課題
1品100円の居酒屋を紹介する記事を、最後の一文に続けて書き進めてください。

記事
◇ ◇ ◇ ◇ ◇

ジャガイモをほぼ潰していないゴロゴロタイプなんですが、他の店でもなかなかお目にかかれない量!
カニカマや何種類かの野菜も乗って、色んなつまみを食べつつ箸休め的に楽しんで、最後まで持ってしまったくらいです。
優しい薄味なので、お好みでソース、七味、塩などの卓上調味料を振ってもいいでしょう。

今日はわかりやすく図説していこうと思います
しばらくすると、店員さんが「ハラミの方〜!」と呼んでくれます。
基本的にこちらのお店、ほとんどの料理に一手間加えてくれるので、この声がひっきりなしに響いております。

ハラミ焼き
盛り方は素朴ですが、すごくうまいですよ!
ちゃんと柔らかくて、ちゃんと濃い肉の味。
「肉食った!」って充実感が嬉しいです。

レモンサワー
を追加して、

まだ半分以上ある
たった1,000円で抱かせてもらえる、この心の余裕はすごいっす。
少し店にも馴染んで落ち着いて来たので、さらに店内を詳しく見て回ってみましょうか。

バイキングコーナー
専用のお皿が用意してあって、もちろん1種類100円です。

◇ ◇ ◇ ◇ ◇

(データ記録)
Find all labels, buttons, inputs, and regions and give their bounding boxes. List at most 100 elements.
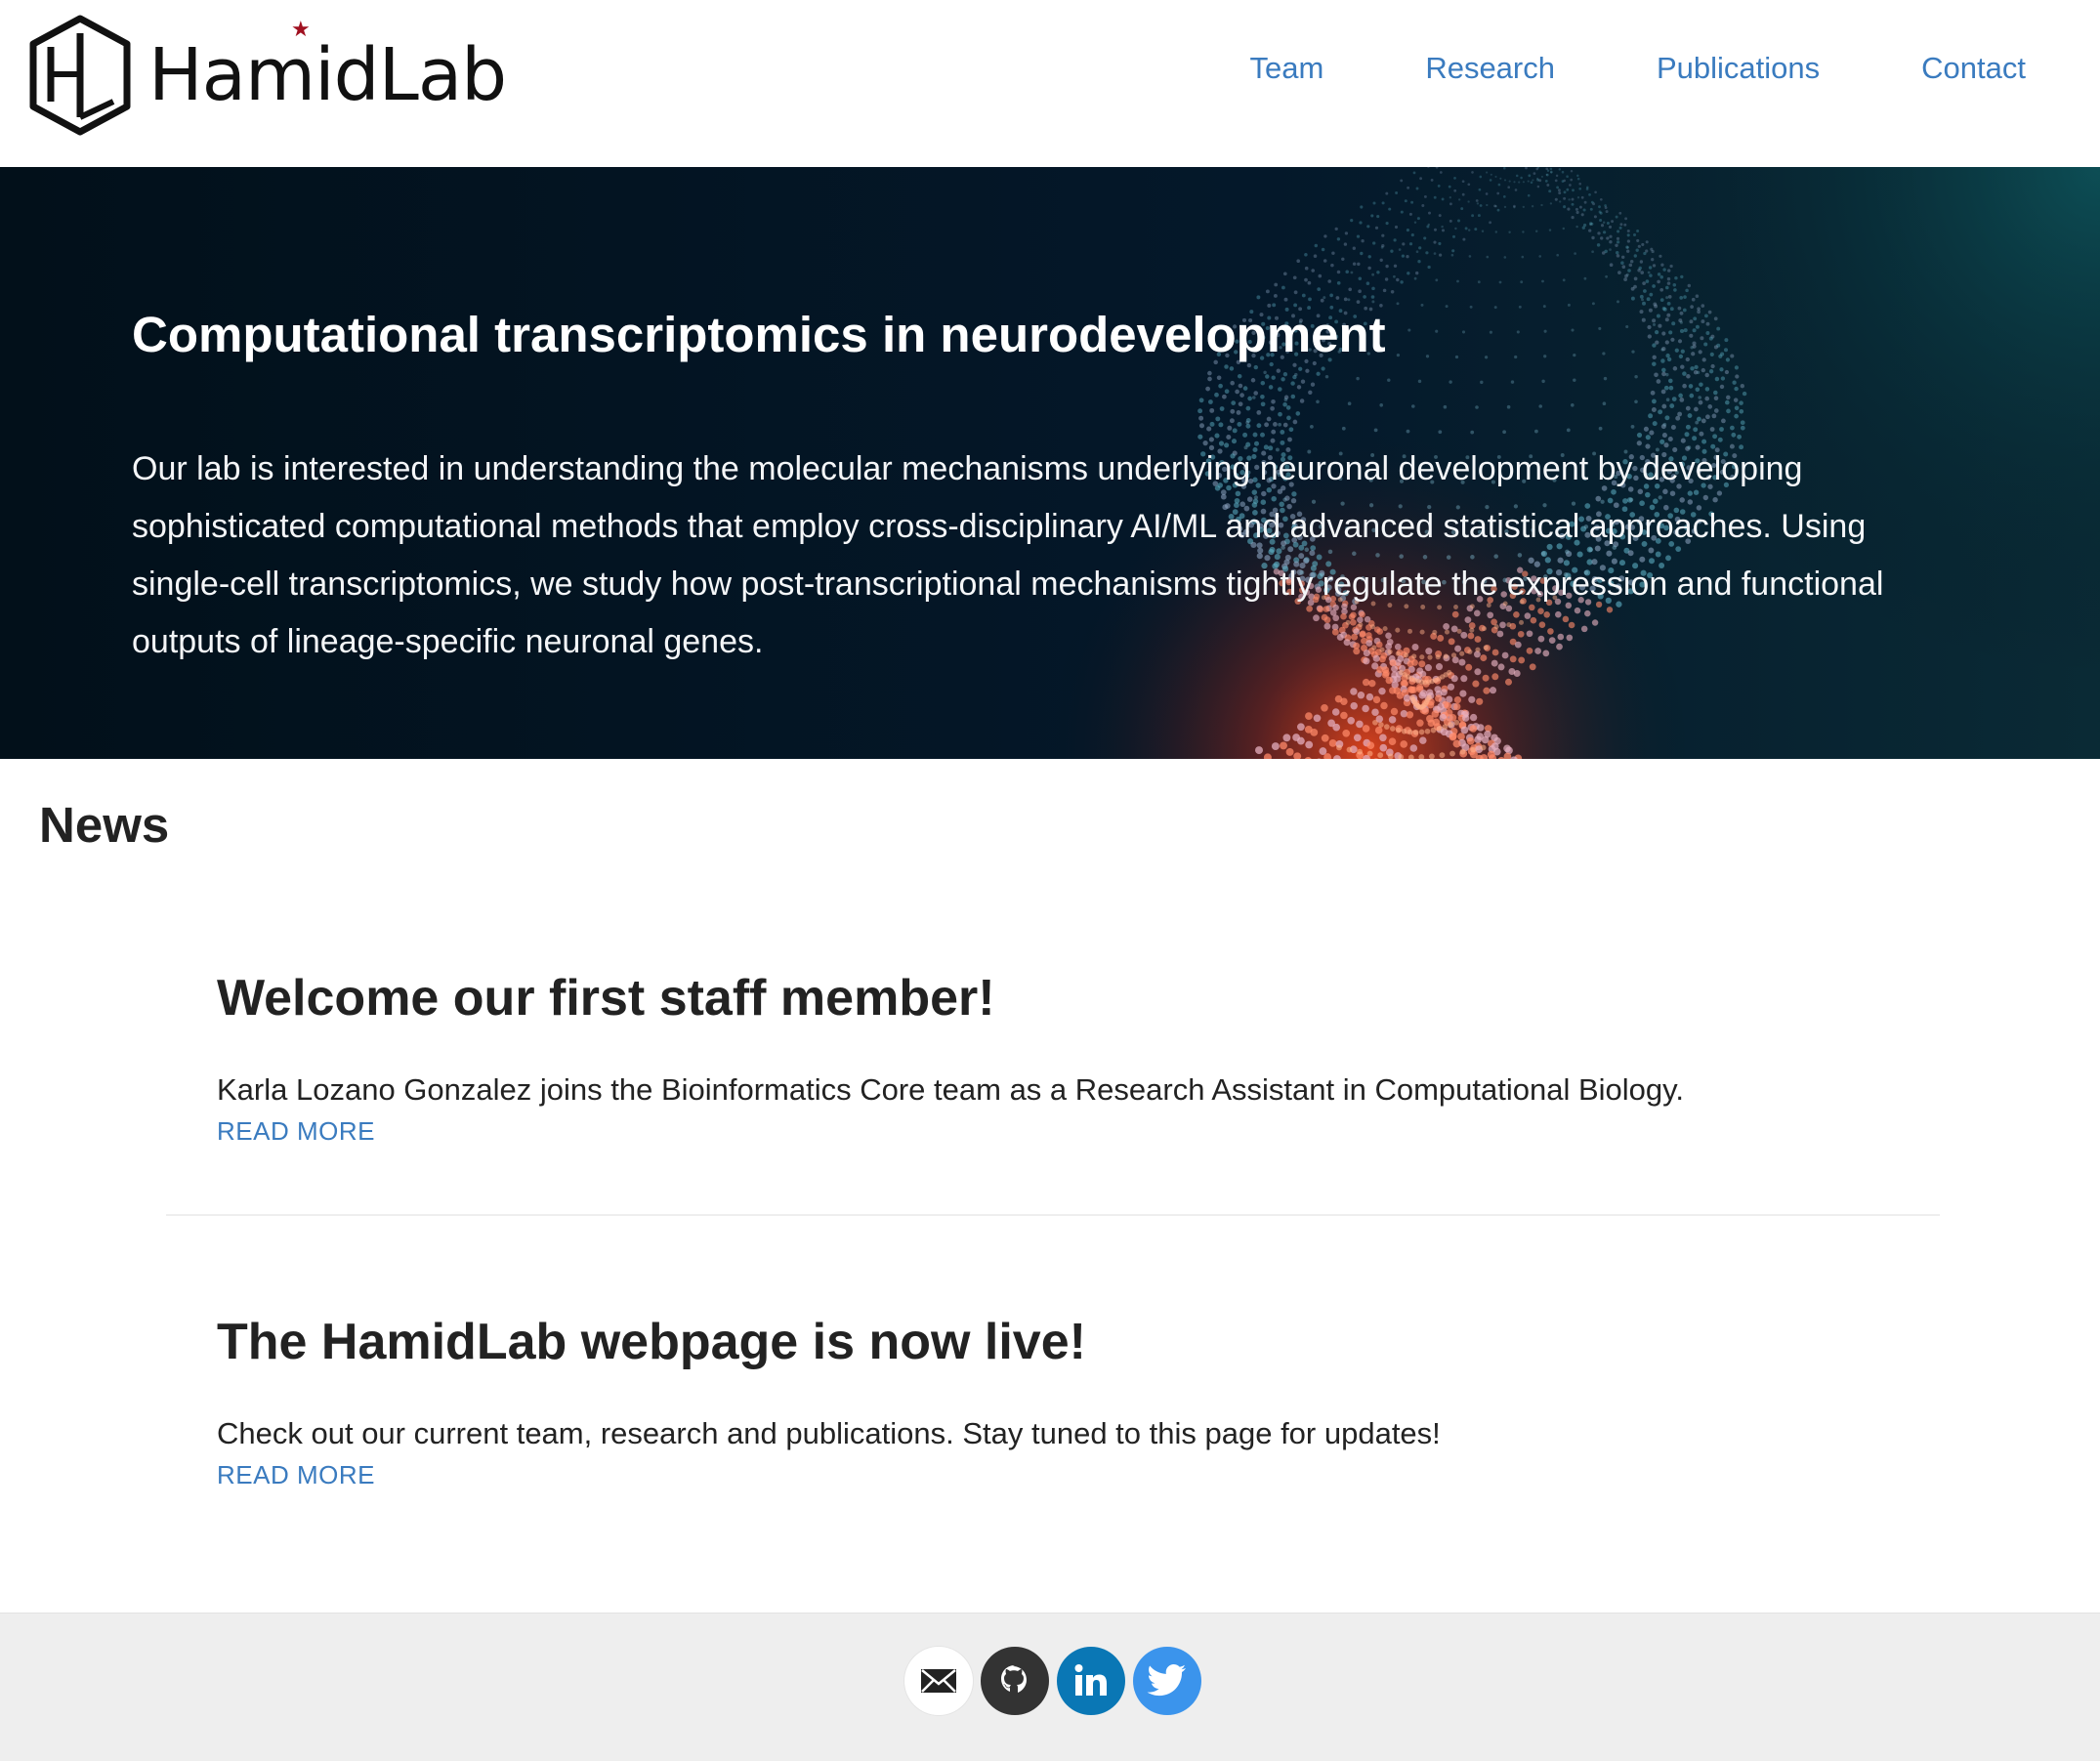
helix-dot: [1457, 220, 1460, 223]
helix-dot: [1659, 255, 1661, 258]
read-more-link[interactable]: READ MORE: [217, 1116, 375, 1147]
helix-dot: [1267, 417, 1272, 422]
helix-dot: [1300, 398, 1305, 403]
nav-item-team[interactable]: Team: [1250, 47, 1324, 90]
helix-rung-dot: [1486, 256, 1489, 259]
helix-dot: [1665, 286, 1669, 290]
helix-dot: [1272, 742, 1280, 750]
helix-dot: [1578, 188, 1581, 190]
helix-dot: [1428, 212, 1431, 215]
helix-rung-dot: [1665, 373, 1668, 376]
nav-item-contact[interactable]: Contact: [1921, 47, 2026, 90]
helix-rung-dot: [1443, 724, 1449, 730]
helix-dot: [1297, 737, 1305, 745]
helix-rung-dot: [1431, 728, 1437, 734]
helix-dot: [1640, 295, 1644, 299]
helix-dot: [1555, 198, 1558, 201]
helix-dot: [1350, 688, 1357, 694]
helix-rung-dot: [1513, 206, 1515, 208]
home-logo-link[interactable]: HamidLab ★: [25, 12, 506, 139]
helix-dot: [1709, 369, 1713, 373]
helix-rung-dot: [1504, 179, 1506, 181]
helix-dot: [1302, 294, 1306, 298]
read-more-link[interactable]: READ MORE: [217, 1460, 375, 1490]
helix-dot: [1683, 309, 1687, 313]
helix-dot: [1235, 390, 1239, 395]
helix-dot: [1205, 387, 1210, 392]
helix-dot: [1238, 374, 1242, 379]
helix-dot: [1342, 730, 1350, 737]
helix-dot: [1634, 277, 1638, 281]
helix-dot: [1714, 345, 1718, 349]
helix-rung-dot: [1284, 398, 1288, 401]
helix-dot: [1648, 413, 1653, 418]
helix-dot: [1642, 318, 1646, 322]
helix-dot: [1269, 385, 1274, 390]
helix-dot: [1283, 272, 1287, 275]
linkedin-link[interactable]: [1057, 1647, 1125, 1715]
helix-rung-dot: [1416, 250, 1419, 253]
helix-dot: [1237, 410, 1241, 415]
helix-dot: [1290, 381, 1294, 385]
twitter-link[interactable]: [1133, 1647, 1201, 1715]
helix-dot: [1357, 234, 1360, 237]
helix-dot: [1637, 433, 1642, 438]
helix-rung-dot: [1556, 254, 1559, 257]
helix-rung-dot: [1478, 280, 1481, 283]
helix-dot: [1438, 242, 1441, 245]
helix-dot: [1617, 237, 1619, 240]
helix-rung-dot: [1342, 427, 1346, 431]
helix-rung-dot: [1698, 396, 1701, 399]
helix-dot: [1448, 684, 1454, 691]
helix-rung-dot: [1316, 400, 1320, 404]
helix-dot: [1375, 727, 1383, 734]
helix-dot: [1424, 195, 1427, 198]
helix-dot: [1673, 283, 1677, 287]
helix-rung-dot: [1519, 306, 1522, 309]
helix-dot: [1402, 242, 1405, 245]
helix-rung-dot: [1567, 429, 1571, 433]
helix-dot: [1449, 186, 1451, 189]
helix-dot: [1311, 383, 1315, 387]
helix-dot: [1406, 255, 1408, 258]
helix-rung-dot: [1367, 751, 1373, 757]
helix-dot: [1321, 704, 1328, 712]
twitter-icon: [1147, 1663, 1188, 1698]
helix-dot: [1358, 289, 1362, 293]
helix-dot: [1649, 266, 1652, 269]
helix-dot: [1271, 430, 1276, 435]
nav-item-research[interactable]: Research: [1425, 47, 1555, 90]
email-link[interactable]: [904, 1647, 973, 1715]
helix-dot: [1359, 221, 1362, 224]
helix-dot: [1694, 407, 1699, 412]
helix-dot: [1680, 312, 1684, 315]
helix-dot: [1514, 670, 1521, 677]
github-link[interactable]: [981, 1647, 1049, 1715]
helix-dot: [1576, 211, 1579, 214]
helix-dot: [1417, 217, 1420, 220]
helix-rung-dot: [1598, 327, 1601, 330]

◇ ◇ ◇ ◇ ◇

結果
「見本の量を取って下さい」という客任せの裁量に、お店柄の良さが表れてますよね。

おでん
は1ネタ100円だけあって、どれもビッグサイズ。
さらにすごいものを見つけました。

0円メニュー!
にんにく漬7粒100円の横の瓶、“うまくないらっきょう 0円”と書いてあります…。
うまく漬からなかったからお金は取れないってことなんでしょうか?
しかしいくらなんでも、こんだけ激安つまみが充実したお店で、無料のらっきょうは注文し辛いですよね。
しかもうまくないって言っちゃってるし!
やたら高いところに置いてあるし!
だから結局いっぱい残っちゃってるし!
とにかく、常識を超えた店であるこのお店を好きになるなという方が不可能ということはわかりました。
ちなみに、これ以外にもここには乗せ切れないくらいにつまみの種類はいっぱいあります。
また、ごく一部ではありますが200円のブツもありました。

最高級 脂バッチリ キングサーモン!サバ文化干し!鯛!
「看板に偽りあり!」なんて文句が出ようはずもなく。
むしろ頼みたくて仕方なかったんですが、1人だと持て余してしまいそうで、今度誰かと来る時のための楽しみとしました。
で、その横の、これまた信じられない品、

殻付き牡蠣
こちらを注文。
自分で2つ選んで店員さんに渡します。
すると女将さんがすぐ焼いてくれまして、

どーん!
もみじおろしにレモンまで添えられて、2個で100円!
信じらんねー!
「小さいが身はプリプリ」の言葉通り絶品です。
ヤバいな、この幸せ…。
牡蠣をツルッと平らげ、今度は焼酎をいってみます。
黒霧島のロックに合わせるのは、

鯨ベーコン
これも100円ですからねぇ…。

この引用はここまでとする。